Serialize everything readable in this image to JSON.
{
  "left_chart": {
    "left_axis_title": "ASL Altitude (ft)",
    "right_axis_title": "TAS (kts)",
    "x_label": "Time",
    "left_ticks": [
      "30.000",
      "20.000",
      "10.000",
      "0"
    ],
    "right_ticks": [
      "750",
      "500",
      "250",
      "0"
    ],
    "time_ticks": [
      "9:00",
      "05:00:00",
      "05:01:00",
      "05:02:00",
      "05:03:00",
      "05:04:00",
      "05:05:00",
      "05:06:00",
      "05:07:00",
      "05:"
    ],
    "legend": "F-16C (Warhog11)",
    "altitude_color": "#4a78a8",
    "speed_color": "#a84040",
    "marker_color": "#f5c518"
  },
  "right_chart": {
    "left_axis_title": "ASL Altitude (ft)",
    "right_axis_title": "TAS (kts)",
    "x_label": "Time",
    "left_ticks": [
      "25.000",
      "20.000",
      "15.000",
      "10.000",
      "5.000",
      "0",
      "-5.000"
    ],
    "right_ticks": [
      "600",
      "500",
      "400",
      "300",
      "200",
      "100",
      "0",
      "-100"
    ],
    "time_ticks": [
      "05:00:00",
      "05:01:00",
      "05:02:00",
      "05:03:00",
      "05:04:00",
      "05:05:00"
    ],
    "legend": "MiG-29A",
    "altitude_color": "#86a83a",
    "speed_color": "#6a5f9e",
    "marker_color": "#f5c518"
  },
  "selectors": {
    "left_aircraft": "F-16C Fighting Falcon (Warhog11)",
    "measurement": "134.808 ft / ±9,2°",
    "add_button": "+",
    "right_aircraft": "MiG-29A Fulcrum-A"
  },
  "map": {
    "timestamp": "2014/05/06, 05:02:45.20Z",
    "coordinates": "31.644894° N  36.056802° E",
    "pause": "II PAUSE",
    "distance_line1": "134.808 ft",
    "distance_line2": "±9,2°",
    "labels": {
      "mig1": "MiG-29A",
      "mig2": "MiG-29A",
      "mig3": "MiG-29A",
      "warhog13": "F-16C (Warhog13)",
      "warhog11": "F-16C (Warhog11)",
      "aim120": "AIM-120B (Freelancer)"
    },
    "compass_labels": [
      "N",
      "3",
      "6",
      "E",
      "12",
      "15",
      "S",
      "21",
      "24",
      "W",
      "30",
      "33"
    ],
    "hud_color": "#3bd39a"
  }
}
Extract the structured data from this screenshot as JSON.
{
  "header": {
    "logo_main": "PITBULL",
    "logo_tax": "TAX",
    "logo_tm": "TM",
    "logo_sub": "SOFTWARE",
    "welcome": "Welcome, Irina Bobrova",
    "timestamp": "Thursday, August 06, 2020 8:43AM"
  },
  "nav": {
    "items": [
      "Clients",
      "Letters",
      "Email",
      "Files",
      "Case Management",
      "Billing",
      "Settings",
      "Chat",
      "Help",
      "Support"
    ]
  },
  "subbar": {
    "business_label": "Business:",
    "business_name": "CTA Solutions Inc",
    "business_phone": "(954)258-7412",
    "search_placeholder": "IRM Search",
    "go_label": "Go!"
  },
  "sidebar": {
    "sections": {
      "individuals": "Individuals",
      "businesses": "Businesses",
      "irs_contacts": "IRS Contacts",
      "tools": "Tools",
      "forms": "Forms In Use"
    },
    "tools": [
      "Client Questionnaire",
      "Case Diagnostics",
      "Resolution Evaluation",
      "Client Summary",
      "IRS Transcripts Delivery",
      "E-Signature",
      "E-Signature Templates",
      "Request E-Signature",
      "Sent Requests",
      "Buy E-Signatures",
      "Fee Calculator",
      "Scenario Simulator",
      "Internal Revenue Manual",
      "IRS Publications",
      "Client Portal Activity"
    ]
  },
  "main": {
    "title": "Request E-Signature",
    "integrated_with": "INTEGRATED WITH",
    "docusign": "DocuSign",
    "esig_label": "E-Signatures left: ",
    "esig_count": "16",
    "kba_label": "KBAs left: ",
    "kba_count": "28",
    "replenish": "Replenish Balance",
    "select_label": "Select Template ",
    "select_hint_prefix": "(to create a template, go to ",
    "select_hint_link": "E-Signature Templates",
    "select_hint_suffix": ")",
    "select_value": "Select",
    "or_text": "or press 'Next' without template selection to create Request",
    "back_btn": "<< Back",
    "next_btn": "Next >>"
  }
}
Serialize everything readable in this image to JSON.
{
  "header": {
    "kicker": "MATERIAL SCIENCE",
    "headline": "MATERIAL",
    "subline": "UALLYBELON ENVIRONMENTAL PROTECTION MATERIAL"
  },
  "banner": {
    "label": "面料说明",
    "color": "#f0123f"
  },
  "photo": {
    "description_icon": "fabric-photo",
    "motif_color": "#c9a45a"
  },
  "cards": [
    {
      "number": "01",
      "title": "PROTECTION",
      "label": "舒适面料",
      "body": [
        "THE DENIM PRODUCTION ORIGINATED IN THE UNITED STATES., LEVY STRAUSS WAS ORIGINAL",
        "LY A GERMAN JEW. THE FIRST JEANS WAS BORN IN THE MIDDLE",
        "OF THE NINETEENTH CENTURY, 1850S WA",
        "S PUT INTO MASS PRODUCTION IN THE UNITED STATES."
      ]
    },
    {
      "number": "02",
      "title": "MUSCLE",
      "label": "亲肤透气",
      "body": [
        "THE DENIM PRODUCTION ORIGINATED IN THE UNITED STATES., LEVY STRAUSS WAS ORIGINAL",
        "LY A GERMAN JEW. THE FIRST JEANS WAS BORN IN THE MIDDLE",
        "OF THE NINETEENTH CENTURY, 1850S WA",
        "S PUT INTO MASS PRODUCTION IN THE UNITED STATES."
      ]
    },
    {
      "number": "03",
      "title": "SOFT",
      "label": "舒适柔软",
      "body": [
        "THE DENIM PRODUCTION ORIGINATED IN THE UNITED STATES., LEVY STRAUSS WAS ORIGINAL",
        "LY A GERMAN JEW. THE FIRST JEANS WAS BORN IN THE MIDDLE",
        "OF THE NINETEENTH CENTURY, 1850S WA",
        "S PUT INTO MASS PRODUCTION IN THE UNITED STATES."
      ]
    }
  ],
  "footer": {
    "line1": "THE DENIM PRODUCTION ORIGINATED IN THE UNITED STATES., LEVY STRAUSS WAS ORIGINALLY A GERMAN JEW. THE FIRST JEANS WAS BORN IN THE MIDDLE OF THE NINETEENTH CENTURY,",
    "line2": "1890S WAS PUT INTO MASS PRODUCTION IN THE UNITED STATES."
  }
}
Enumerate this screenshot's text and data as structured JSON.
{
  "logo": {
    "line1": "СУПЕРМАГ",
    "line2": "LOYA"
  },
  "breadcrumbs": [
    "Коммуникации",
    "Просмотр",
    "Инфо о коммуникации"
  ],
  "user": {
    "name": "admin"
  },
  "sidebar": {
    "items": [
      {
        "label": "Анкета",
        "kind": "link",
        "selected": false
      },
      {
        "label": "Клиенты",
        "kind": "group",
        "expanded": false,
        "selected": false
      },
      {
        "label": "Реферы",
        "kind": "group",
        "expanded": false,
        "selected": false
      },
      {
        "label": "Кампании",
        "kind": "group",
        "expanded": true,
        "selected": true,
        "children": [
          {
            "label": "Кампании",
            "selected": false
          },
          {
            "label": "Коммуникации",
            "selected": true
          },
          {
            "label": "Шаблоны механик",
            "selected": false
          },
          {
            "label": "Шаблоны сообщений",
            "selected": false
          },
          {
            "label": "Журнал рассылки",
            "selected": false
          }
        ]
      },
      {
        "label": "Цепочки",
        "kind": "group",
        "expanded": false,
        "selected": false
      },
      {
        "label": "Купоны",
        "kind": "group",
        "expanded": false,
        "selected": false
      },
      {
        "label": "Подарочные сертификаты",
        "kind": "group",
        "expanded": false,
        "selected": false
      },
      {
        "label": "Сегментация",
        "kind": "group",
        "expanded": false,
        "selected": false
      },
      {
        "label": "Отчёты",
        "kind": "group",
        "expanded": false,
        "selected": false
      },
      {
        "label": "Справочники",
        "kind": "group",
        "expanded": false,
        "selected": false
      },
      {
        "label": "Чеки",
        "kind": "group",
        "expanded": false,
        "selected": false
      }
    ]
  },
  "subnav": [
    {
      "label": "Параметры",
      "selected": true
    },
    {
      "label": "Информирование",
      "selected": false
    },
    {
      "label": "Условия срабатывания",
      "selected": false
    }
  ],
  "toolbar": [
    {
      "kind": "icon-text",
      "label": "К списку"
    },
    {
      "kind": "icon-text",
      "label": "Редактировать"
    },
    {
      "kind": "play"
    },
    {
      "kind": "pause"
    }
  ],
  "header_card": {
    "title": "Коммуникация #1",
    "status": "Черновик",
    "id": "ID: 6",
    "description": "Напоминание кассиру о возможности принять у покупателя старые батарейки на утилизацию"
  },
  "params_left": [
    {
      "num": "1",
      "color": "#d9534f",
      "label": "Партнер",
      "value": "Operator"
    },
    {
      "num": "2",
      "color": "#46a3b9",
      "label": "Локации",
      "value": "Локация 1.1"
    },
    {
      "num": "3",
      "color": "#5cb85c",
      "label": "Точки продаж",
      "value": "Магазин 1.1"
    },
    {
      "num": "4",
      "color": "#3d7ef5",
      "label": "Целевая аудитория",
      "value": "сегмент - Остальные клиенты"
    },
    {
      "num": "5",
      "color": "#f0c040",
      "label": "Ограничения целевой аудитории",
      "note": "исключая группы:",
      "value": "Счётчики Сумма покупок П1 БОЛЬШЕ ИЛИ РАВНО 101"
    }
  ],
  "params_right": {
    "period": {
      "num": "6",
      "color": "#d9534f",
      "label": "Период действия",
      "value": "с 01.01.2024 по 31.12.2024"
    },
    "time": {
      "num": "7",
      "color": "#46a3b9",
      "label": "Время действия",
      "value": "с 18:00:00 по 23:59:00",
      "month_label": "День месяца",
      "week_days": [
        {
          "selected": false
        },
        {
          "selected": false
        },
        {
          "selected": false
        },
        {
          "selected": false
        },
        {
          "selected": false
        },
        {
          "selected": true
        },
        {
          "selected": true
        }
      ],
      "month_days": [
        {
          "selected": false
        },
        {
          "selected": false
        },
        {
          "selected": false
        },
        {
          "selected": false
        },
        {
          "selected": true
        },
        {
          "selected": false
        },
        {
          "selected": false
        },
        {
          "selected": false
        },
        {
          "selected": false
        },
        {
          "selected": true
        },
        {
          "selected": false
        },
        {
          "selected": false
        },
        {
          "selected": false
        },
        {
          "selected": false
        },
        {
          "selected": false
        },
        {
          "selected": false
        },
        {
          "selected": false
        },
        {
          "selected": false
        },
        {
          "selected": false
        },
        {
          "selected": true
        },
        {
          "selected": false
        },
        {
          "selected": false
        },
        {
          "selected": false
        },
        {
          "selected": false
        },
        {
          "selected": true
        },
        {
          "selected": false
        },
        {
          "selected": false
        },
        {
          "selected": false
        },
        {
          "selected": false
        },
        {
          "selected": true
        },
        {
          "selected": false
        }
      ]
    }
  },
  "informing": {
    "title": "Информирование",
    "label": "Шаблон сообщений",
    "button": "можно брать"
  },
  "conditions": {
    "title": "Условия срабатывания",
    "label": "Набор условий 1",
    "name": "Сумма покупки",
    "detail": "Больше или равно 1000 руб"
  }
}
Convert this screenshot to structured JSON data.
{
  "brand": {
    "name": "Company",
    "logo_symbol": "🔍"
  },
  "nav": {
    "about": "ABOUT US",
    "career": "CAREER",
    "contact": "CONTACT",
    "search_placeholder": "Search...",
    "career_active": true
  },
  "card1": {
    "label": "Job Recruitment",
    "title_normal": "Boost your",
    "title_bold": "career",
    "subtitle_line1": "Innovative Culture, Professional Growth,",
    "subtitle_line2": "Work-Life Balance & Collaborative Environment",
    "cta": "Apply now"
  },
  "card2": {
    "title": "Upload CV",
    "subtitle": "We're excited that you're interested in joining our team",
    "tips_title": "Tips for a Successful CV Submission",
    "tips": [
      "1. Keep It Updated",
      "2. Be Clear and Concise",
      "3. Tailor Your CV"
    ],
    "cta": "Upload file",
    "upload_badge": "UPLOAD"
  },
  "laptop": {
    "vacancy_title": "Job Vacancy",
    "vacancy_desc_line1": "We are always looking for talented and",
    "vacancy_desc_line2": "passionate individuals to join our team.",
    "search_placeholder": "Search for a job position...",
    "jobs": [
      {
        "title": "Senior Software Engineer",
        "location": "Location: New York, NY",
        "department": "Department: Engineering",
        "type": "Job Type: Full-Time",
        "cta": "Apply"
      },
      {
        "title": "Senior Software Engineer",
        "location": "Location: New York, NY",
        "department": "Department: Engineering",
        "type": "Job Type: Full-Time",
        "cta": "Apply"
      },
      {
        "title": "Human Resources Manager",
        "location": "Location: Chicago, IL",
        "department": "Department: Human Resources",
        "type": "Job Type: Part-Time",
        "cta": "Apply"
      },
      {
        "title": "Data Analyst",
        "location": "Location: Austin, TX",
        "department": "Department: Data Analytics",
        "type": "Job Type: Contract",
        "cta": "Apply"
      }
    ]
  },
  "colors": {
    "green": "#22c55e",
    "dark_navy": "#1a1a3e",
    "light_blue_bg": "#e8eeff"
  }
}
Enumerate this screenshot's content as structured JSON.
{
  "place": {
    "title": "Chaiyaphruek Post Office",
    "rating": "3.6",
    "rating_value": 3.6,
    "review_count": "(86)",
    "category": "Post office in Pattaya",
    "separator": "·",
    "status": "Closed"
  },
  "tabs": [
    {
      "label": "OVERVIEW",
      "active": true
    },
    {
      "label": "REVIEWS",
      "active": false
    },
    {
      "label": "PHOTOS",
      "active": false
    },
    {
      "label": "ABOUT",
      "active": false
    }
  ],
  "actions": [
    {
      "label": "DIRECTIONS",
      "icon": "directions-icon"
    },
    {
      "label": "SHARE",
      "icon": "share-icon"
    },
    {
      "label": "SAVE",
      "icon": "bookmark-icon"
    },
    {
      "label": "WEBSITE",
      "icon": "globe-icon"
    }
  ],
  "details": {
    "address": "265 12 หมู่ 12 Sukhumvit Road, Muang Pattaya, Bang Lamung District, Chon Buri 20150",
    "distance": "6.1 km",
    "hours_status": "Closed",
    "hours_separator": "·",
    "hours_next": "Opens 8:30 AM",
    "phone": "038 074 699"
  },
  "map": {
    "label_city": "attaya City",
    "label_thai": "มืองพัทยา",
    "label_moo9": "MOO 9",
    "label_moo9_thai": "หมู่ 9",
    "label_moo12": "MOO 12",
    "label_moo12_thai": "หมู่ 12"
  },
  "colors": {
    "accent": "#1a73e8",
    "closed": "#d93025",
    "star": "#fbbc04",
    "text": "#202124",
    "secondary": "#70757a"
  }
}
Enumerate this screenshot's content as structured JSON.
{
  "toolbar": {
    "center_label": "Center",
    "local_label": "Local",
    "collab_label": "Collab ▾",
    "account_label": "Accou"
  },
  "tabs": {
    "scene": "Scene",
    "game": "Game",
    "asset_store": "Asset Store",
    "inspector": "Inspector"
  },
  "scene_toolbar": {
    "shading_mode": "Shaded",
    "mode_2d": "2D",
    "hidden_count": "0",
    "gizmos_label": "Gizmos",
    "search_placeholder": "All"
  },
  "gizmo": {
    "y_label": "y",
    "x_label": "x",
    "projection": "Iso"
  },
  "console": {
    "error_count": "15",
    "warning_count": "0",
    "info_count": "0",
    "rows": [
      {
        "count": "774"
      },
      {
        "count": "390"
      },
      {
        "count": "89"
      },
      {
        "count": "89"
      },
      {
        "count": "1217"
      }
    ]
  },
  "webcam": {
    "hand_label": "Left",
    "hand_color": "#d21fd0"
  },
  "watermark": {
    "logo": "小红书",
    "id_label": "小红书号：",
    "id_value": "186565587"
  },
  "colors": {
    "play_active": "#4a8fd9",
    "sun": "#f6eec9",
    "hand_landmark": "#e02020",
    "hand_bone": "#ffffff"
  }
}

* * *

**Short task**
Show every line that contains the word "structured".

**Correct output**
Extract the structured data from this screenshot as JSON.
Enumerate this screenshot's text and data as structured JSON.
Convert this screenshot to structured JSON data.
Enumerate this screenshot's content as structured JSON.
Enumerate this screenshot's content as structured JSON.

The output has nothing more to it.